* [Task requirements] Retype all of the data. Every line must match exactly.
▼
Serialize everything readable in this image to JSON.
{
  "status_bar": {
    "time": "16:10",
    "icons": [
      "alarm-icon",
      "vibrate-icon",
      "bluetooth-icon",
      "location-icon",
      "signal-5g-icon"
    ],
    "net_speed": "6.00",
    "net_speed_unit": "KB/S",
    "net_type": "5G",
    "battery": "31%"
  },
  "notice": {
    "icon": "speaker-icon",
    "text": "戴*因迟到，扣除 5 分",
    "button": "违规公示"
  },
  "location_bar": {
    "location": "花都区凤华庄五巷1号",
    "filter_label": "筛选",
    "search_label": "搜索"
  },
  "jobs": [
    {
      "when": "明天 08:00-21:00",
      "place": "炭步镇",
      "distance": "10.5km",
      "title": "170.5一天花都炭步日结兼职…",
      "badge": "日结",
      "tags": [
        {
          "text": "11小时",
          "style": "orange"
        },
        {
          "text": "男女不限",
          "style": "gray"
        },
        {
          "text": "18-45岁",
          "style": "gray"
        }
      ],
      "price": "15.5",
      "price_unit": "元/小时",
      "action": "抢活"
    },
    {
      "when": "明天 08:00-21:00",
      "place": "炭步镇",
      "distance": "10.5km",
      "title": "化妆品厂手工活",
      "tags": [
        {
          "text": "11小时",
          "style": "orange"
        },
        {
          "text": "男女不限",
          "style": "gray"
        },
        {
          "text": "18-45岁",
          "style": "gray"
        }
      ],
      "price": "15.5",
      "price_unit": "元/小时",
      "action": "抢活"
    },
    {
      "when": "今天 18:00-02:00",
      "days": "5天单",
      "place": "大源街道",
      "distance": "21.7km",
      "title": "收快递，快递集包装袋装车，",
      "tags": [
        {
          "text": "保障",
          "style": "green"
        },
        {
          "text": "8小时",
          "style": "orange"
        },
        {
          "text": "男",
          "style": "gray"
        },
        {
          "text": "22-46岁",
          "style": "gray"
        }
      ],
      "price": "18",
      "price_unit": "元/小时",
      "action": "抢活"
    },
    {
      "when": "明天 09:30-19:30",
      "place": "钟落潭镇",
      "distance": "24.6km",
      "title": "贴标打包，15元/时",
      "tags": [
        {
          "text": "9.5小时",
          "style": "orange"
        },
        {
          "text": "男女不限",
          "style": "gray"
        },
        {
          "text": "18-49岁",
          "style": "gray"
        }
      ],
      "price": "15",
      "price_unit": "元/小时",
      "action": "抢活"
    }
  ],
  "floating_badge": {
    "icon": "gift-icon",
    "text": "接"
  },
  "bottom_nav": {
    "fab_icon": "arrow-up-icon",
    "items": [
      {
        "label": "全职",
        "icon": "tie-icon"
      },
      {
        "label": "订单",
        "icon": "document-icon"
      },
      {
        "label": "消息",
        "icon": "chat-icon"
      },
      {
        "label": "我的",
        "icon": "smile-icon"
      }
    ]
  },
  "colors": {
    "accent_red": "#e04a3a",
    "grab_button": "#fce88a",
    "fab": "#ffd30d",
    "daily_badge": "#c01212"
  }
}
▲
* [Response to the exercise]
Serialize everything readable in this image to JSON.
{
  "status_bar": {
    "time": "16:10",
    "icons": [
      "alarm-icon",
      "vibrate-icon",
      "bluetooth-icon",
      "location-icon",
      "signal-5g-icon"
    ],
    "net_speed": "6.00",
    "net_speed_unit": "KB/S",
    "net_type": "5G",
    "battery": "31%"
  },
  "notice": {
    "icon": "speaker-icon",
    "text": "戴*因迟到，扣除 5 分",
    "button": "违规公示"
  },
  "location_bar": {
    "location": "花都区凤华庄五巷1号",
    "filter_label": "筛选",
    "search_label": "搜索"
  },
  "jobs": [
    {
      "when": "明天 08:00-21:00",
      "place": "炭步镇",
      "distance": "10.5km",
      "title": "170.5一天花都炭步日结兼职…",
      "badge": "日结",
      "tags": [
        {
          "text": "11小时",
          "style": "orange"
        },
        {
          "text": "男女不限",
          "style": "gray"
        },
        {
          "text": "18-45岁",
          "style": "gray"
        }
      ],
      "price": "15.5",
      "price_unit": "元/小时",
      "action": "抢活"
    },
    {
      "when": "明天 08:00-21:00",
      "place": "炭步镇",
      "distance": "10.5km",
      "title": "化妆品厂手工活",
      "tags": [
        {
          "text": "11小时",
          "style": "orange"
        },
        {
          "text": "男女不限",
          "style": "gray"
        },
        {
          "text": "18-45岁",
          "style": "gray"
        }
      ],
      "price": "15.5",
      "price_unit": "元/小时",
      "action": "抢活"
    },
    {
      "when": "今天 18:00-02:00",
      "days": "5天单",
      "place": "大源街道",
      "distance": "21.7km",
      "title": "收快递，快递集包装袋装车，",
      "tags": [
        {
          "text": "保障",
          "style": "green"
        },
        {
          "text": "8小时",
          "style": "orange"
        },
        {
          "text": "男",
          "style": "gray"
        },
        {
          "text": "22-46岁",
          "style": "gray"
        }
      ],
      "price": "18",
      "price_unit": "元/小时",
      "action": "抢活"
    },
    {
      "when": "明天 09:30-19:30",
      "place": "钟落潭镇",
      "distance": "24.6km",
      "title": "贴标打包，15元/时",
      "tags": [
        {
          "text": "9.5小时",
          "style": "orange"
        },
        {
          "text": "男女不限",
          "style": "gray"
        },
        {
          "text": "18-49岁",
          "style": "gray"
        }
      ],
      "price": "15",
      "price_unit": "元/小时",
      "action": "抢活"
    }
  ],
  "floating_badge": {
    "icon": "gift-icon",
    "text": "接"
  },
  "bottom_nav": {
    "fab_icon": "arrow-up-icon",
    "items": [
      {
        "label": "全职",
        "icon": "tie-icon"
      },
      {
        "label": "订单",
        "icon": "document-icon"
      },
      {
        "label": "消息",
        "icon": "chat-icon"
      },
      {
        "label": "我的",
        "icon": "smile-icon"
      }
    ]
  },
  "colors": {
    "accent_red": "#e04a3a",
    "grab_button": "#fce88a",
    "fab": "#ffd30d",
    "daily_badge": "#c01212"
  }
}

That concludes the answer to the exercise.